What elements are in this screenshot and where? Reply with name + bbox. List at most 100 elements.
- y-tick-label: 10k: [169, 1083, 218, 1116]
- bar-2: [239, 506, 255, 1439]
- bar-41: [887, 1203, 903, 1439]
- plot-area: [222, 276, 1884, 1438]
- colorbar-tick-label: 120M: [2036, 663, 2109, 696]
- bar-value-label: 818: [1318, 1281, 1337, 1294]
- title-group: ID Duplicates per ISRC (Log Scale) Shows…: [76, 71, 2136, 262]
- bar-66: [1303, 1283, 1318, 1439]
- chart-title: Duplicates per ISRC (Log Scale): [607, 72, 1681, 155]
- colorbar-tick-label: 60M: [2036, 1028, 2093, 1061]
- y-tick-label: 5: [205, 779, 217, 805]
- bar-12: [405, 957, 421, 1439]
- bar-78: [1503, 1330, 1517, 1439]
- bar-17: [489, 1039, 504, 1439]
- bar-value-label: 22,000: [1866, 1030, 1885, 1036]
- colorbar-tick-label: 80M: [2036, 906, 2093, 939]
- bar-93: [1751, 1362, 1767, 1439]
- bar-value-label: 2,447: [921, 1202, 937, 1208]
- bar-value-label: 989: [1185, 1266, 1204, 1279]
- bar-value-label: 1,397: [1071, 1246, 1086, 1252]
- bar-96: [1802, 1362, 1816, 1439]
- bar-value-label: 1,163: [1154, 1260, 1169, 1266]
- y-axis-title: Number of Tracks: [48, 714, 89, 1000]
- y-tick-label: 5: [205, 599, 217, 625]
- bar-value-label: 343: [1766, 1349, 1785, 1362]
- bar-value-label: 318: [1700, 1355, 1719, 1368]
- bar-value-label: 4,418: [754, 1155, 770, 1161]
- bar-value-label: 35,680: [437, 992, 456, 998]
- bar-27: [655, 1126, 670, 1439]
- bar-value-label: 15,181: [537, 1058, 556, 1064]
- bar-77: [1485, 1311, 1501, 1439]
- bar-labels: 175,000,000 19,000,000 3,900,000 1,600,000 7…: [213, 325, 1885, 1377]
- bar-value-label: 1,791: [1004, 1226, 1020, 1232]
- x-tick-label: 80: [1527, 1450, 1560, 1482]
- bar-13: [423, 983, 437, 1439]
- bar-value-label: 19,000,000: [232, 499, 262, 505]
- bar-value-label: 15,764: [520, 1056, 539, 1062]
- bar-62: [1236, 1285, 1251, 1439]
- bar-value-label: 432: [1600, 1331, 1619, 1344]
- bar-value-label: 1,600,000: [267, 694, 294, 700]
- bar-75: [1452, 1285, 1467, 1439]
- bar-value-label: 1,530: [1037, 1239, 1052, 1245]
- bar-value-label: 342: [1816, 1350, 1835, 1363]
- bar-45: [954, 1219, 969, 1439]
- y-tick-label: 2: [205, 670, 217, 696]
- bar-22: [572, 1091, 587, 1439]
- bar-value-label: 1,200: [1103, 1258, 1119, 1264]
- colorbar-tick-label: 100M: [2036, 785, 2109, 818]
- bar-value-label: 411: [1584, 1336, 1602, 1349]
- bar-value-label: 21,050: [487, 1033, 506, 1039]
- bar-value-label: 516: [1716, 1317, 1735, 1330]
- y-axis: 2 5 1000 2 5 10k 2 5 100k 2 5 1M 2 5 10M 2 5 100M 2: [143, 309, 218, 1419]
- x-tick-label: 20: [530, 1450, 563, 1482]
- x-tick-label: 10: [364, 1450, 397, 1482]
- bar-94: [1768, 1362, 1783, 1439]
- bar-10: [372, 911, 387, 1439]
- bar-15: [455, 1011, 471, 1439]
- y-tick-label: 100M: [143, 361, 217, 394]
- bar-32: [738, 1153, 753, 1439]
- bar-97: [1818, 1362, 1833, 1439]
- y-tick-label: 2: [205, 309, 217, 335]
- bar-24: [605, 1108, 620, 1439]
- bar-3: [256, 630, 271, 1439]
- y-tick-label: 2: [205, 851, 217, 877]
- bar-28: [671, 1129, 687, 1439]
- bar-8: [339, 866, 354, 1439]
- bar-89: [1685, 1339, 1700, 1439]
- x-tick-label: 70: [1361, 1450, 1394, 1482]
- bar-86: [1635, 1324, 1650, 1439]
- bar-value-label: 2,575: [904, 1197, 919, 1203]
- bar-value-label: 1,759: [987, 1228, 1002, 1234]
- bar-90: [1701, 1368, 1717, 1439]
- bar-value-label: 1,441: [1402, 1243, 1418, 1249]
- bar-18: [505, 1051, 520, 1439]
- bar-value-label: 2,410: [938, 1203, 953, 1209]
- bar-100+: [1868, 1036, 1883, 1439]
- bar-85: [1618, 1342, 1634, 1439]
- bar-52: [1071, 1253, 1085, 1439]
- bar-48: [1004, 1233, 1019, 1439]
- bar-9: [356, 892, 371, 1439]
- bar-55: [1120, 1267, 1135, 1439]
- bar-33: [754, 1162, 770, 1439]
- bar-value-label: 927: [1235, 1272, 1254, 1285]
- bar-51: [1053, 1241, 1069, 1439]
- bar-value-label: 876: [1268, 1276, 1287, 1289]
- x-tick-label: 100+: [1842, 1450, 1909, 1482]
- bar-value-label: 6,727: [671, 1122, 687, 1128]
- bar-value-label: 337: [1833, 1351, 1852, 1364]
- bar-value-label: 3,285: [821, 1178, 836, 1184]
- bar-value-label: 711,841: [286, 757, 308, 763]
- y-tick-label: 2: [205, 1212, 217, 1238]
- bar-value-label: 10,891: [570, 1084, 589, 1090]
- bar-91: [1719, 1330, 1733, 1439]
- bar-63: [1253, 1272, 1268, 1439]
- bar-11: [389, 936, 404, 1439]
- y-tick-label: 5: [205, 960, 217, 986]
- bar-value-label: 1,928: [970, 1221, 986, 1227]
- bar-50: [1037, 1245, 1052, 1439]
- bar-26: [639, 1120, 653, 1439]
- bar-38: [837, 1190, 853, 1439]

▶ **Aim**: Reproduce the entire listing above verbatim, line for line.

▶ **Complete answer**:
What elements are in this screenshot and where? Reply with name + bbox. List at most 100 elements.
- y-tick-label: 10k: [169, 1083, 218, 1116]
- bar-2: [239, 506, 255, 1439]
- bar-41: [887, 1203, 903, 1439]
- plot-area: [222, 276, 1884, 1438]
- colorbar-tick-label: 120M: [2036, 663, 2109, 696]
- bar-value-label: 818: [1318, 1281, 1337, 1294]
- title-group: ID Duplicates per ISRC (Log Scale) Shows…: [76, 71, 2136, 262]
- bar-66: [1303, 1283, 1318, 1439]
- chart-title: Duplicates per ISRC (Log Scale): [607, 72, 1681, 155]
- colorbar-tick-label: 60M: [2036, 1028, 2093, 1061]
- y-tick-label: 5: [205, 779, 217, 805]
- bar-12: [405, 957, 421, 1439]
- bar-78: [1503, 1330, 1517, 1439]
- bar-17: [489, 1039, 504, 1439]
- bar-value-label: 22,000: [1866, 1030, 1885, 1036]
- colorbar-tick-label: 80M: [2036, 906, 2093, 939]
- bar-93: [1751, 1362, 1767, 1439]
- bar-value-label: 2,447: [921, 1202, 937, 1208]
- bar-value-label: 989: [1185, 1266, 1204, 1279]
- bar-value-label: 1,397: [1071, 1246, 1086, 1252]
- bar-96: [1802, 1362, 1816, 1439]
- bar-value-label: 1,163: [1154, 1260, 1169, 1266]
- y-axis-title: Number of Tracks: [48, 714, 89, 1000]
- y-tick-label: 5: [205, 599, 217, 625]
- bar-value-label: 343: [1766, 1349, 1785, 1362]
- bar-value-label: 318: [1700, 1355, 1719, 1368]
- bar-value-label: 4,418: [754, 1155, 770, 1161]
- bar-value-label: 35,680: [437, 992, 456, 998]
- bar-27: [655, 1126, 670, 1439]
- bar-value-label: 15,181: [537, 1058, 556, 1064]
- bar-77: [1485, 1311, 1501, 1439]
- bar-labels: 175,000,000 19,000,000 3,900,000 1,600,000 7…: [213, 325, 1885, 1377]
- bar-value-label: 1,791: [1004, 1226, 1020, 1232]
- x-tick-label: 80: [1527, 1450, 1560, 1482]
- bar-13: [423, 983, 437, 1439]
- bar-value-label: 19,000,000: [232, 499, 262, 505]
- bar-value-label: 15,764: [520, 1056, 539, 1062]
- bar-62: [1236, 1285, 1251, 1439]
- bar-value-label: 432: [1600, 1331, 1619, 1344]
- bar-value-label: 1,600,000: [267, 694, 294, 700]
- bar-75: [1452, 1285, 1467, 1439]
- bar-value-label: 1,530: [1037, 1239, 1052, 1245]
- bar-value-label: 342: [1816, 1350, 1835, 1363]
- bar-45: [954, 1219, 969, 1439]
- y-tick-label: 2: [205, 670, 217, 696]
- bar-22: [572, 1091, 587, 1439]
- bar-value-label: 1,200: [1103, 1258, 1119, 1264]
- colorbar-tick-label: 100M: [2036, 785, 2109, 818]
- bar-value-label: 411: [1584, 1336, 1602, 1349]
- bar-value-label: 21,050: [487, 1033, 506, 1039]
- bar-value-label: 516: [1716, 1317, 1735, 1330]
- y-axis: 2 5 1000 2 5 10k 2 5 100k 2 5 1M 2 5 10M 2 5 100M 2: [143, 309, 218, 1419]
- x-tick-label: 20: [530, 1450, 563, 1482]
- x-tick-label: 10: [364, 1450, 397, 1482]
- bar-94: [1768, 1362, 1783, 1439]
- bar-10: [372, 911, 387, 1439]
- bar-15: [455, 1011, 471, 1439]
- y-tick-label: 100M: [143, 361, 217, 394]
- bar-32: [738, 1153, 753, 1439]
- bar-97: [1818, 1362, 1833, 1439]
- y-tick-label: 2: [205, 309, 217, 335]
- bar-24: [605, 1108, 620, 1439]
- bar-3: [256, 630, 271, 1439]
- y-tick-label: 2: [205, 851, 217, 877]
- bar-28: [671, 1129, 687, 1439]
- bar-8: [339, 866, 354, 1439]
- bar-89: [1685, 1339, 1700, 1439]
- x-tick-label: 70: [1361, 1450, 1394, 1482]
- bar-86: [1635, 1324, 1650, 1439]
- bar-value-label: 2,575: [904, 1197, 919, 1203]
- bar-value-label: 1,759: [987, 1228, 1002, 1234]
- bar-90: [1701, 1368, 1717, 1439]
- bar-value-label: 1,441: [1402, 1243, 1418, 1249]
- bar-18: [505, 1051, 520, 1439]
- bar-value-label: 2,410: [938, 1203, 953, 1209]
- bar-100+: [1868, 1036, 1883, 1439]
- bar-85: [1618, 1342, 1634, 1439]
- bar-52: [1071, 1253, 1085, 1439]
- bar-48: [1004, 1233, 1019, 1439]
- bar-9: [356, 892, 371, 1439]
- bar-55: [1120, 1267, 1135, 1439]
- bar-33: [754, 1162, 770, 1439]
- bar-value-label: 927: [1235, 1272, 1254, 1285]
- bar-51: [1053, 1241, 1069, 1439]
- bar-value-label: 876: [1268, 1276, 1287, 1289]
- x-tick-label: 100+: [1842, 1450, 1909, 1482]
- bar-value-label: 6,727: [671, 1122, 687, 1128]
- bar-value-label: 337: [1833, 1351, 1852, 1364]
- bar-value-label: 3,285: [821, 1178, 836, 1184]
- bar-value-label: 711,841: [286, 757, 308, 763]
- y-tick-label: 2: [205, 1212, 217, 1238]
- bar-value-label: 10,891: [570, 1084, 589, 1090]
- bar-91: [1719, 1330, 1733, 1439]
- bar-63: [1253, 1272, 1268, 1439]
- bar-11: [389, 936, 404, 1439]
- y-tick-label: 5: [205, 960, 217, 986]
- bar-value-label: 1,928: [970, 1221, 986, 1227]
- bar-50: [1037, 1245, 1052, 1439]
- bar-26: [639, 1120, 653, 1439]
- bar-38: [837, 1190, 853, 1439]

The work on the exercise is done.